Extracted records
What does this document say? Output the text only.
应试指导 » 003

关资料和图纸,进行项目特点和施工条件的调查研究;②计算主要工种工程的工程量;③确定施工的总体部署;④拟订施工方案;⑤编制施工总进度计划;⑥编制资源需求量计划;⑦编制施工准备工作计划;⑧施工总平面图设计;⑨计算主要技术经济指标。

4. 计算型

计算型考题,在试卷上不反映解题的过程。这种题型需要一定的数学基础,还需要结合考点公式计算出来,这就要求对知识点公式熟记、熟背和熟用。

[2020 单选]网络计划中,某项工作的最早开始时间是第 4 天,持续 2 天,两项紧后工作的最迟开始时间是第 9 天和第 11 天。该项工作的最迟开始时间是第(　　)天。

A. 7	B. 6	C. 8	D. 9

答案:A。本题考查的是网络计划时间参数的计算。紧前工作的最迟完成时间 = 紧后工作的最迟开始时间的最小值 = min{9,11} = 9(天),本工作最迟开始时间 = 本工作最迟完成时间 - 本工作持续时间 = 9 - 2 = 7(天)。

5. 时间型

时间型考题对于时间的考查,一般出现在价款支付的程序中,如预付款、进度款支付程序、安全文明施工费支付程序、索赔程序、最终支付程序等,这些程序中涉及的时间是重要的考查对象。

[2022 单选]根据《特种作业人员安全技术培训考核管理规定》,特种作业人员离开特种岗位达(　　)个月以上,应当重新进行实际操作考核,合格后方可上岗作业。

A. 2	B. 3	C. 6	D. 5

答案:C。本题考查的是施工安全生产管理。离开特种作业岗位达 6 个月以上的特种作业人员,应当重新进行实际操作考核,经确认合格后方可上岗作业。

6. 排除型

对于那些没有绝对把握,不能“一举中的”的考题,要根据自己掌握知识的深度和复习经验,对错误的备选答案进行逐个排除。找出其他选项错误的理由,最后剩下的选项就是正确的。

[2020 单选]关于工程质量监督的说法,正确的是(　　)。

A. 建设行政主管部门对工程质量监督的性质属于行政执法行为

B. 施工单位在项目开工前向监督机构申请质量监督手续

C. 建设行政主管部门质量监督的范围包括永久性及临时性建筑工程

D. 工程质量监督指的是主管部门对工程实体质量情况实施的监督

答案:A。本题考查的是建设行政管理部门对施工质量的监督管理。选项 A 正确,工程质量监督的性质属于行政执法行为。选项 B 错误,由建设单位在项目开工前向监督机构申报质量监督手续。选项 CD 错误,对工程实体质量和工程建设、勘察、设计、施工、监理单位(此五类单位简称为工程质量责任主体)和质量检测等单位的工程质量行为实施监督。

Task instructions :: Transcribe all lines as written.

Exercise answer ::
What does this document say? Output the text only.
应试指导 » 003

关资料和图纸,进行项目特点和施工条件的调查研究;②计算主要工种工程的工程量;③确定施工的总体部署;④拟订施工方案;⑤编制施工总进度计划;⑥编制资源需求量计划;⑦编制施工准备工作计划;⑧施工总平面图设计;⑨计算主要技术经济指标。

4. 计算型

计算型考题,在试卷上不反映解题的过程。这种题型需要一定的数学基础,还需要结合考点公式计算出来,这就要求对知识点公式熟记、熟背和熟用。

[2020 单选]网络计划中,某项工作的最早开始时间是第 4 天,持续 2 天,两项紧后工作的最迟开始时间是第 9 天和第 11 天。该项工作的最迟开始时间是第(　　)天。

A. 7	B. 6	C. 8	D. 9

答案:A。本题考查的是网络计划时间参数的计算。紧前工作的最迟完成时间 = 紧后工作的最迟开始时间的最小值 = min{9,11} = 9(天),本工作最迟开始时间 = 本工作最迟完成时间 - 本工作持续时间 = 9 - 2 = 7(天)。

5. 时间型

时间型考题对于时间的考查,一般出现在价款支付的程序中,如预付款、进度款支付程序、安全文明施工费支付程序、索赔程序、最终支付程序等,这些程序中涉及的时间是重要的考查对象。

[2022 单选]根据《特种作业人员安全技术培训考核管理规定》,特种作业人员离开特种岗位达(　　)个月以上,应当重新进行实际操作考核,合格后方可上岗作业。

A. 2	B. 3	C. 6	D. 5

答案:C。本题考查的是施工安全生产管理。离开特种作业岗位达 6 个月以上的特种作业人员,应当重新进行实际操作考核,经确认合格后方可上岗作业。

6. 排除型

对于那些没有绝对把握,不能“一举中的”的考题,要根据自己掌握知识的深度和复习经验,对错误的备选答案进行逐个排除。找出其他选项错误的理由,最后剩下的选项就是正确的。

[2020 单选]关于工程质量监督的说法,正确的是(　　)。

A. 建设行政主管部门对工程质量监督的性质属于行政执法行为

B. 施工单位在项目开工前向监督机构申请质量监督手续

C. 建设行政主管部门质量监督的范围包括永久性及临时性建筑工程

D. 工程质量监督指的是主管部门对工程实体质量情况实施的监督

答案:A。本题考查的是建设行政管理部门对施工质量的监督管理。选项 A 正确,工程质量监督的性质属于行政执法行为。选项 B 错误,由建设单位在项目开工前向监督机构申报质量监督手续。选项 CD 错误,对工程实体质量和工程建设、勘察、设计、施工、监理单位(此五类单位简称为工程质量责任主体)和质量检测等单位的工程质量行为实施监督。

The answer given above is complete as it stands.